**Problem to work on:**
Retype the whole listing verbatim and keep the pictures out of it.

Recorded data:
+===+
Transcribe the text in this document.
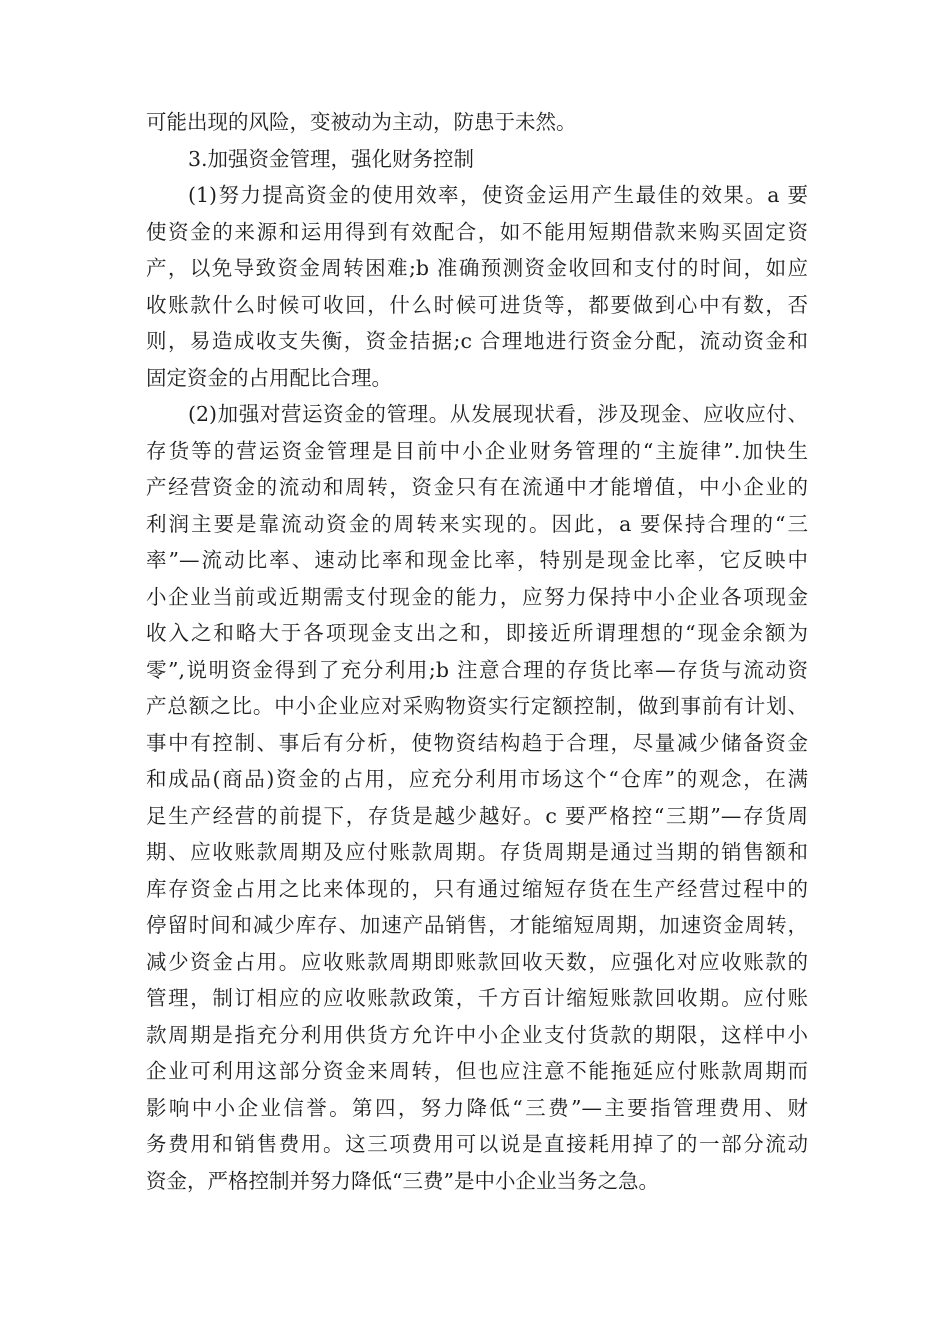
可能出现的风险，变被动为主动，防患于未然。
3.加强资金管理，强化财务控制
(1)努力提高资金的使用效率，使资金运用产生最佳的效果。a 要
使资金的来源和运用得到有效配合，如不能用短期借款来购买固定资
产，以免导致资金周转困难;b 准确预测资金收回和支付的时间，如应
收账款什么时候可收回，什么时候可进货等，都要做到心中有数，否
则，易造成收支失衡，资金拮据;c 合理地进行资金分配，流动资金和
固定资金的占用配比合理。
(2)加强对营运资金的管理。从发展现状看，涉及现金、应收应付、
存货等的营运资金管理是目前中小企业财务管理的“主旋律”.加快生
产经营资金的流动和周转，资金只有在流通中才能增值，中小企业的
利润主要是靠流动资金的周转来实现的。因此，a 要保持合理的“三
率”—流动比率、速动比率和现金比率，特别是现金比率，它反映中
小企业当前或近期需支付现金的能力，应努力保持中小企业各项现金
收入之和略大于各项现金支出之和，即接近所谓理想的“现金余额为
零”,说明资金得到了充分利用;b 注意合理的存货比率—存货与流动资
产总额之比。中小企业应对采购物资实行定额控制，做到事前有计划、
事中有控制、事后有分析，使物资结构趋于合理，尽量减少储备资金
和成品(商品)资金的占用，应充分利用市场这个“仓库”的观念，在满
足生产经营的前提下，存货是越少越好。c 要严格控“三期”—存货周
期、应收账款周期及应付账款周期。存货周期是通过当期的销售额和
库存资金占用之比来体现的，只有通过缩短存货在生产经营过程中的
停留时间和减少库存、加速产品销售，才能缩短周期，加速资金周转，
减少资金占用。应收账款周期即账款回收天数，应强化对应收账款的
管理，制订相应的应收账款政策，千方百计缩短账款回收期。应付账
款周期是指充分利用供货方允许中小企业支付货款的期限，这样中小
企业可利用这部分资金来周转，但也应注意不能拖延应付账款周期而
影响中小企业信誉。第四，努力降低“三费”—主要指管理费用、财
务费用和销售费用。这三项费用可以说是直接耗用掉了的一部分流动
资金，严格控制并努力降低“三费”是中小企业当务之急。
+===+
**Full solution:**
Transcribe the text in this document.
可能出现的风险，变被动为主动，防患于未然。
3.加强资金管理，强化财务控制
(1)努力提高资金的使用效率，使资金运用产生最佳的效果。a 要
使资金的来源和运用得到有效配合，如不能用短期借款来购买固定资
产，以免导致资金周转困难;b 准确预测资金收回和支付的时间，如应
收账款什么时候可收回，什么时候可进货等，都要做到心中有数，否
则，易造成收支失衡，资金拮据;c 合理地进行资金分配，流动资金和
固定资金的占用配比合理。
(2)加强对营运资金的管理。从发展现状看，涉及现金、应收应付、
存货等的营运资金管理是目前中小企业财务管理的“主旋律”.加快生
产经营资金的流动和周转，资金只有在流通中才能增值，中小企业的
利润主要是靠流动资金的周转来实现的。因此，a 要保持合理的“三
率”—流动比率、速动比率和现金比率，特别是现金比率，它反映中
小企业当前或近期需支付现金的能力，应努力保持中小企业各项现金
收入之和略大于各项现金支出之和，即接近所谓理想的“现金余额为
零”,说明资金得到了充分利用;b 注意合理的存货比率—存货与流动资
产总额之比。中小企业应对采购物资实行定额控制，做到事前有计划、
事中有控制、事后有分析，使物资结构趋于合理，尽量减少储备资金
和成品(商品)资金的占用，应充分利用市场这个“仓库”的观念，在满
足生产经营的前提下，存货是越少越好。c 要严格控“三期”—存货周
期、应收账款周期及应付账款周期。存货周期是通过当期的销售额和
库存资金占用之比来体现的，只有通过缩短存货在生产经营过程中的
停留时间和减少库存、加速产品销售，才能缩短周期，加速资金周转，
减少资金占用。应收账款周期即账款回收天数，应强化对应收账款的
管理，制订相应的应收账款政策，千方百计缩短账款回收期。应付账
款周期是指充分利用供货方允许中小企业支付货款的期限，这样中小
企业可利用这部分资金来周转，但也应注意不能拖延应付账款周期而
影响中小企业信誉。第四，努力降低“三费”—主要指管理费用、财
务费用和销售费用。这三项费用可以说是直接耗用掉了的一部分流动
资金，严格控制并努力降低“三费”是中小企业当务之急。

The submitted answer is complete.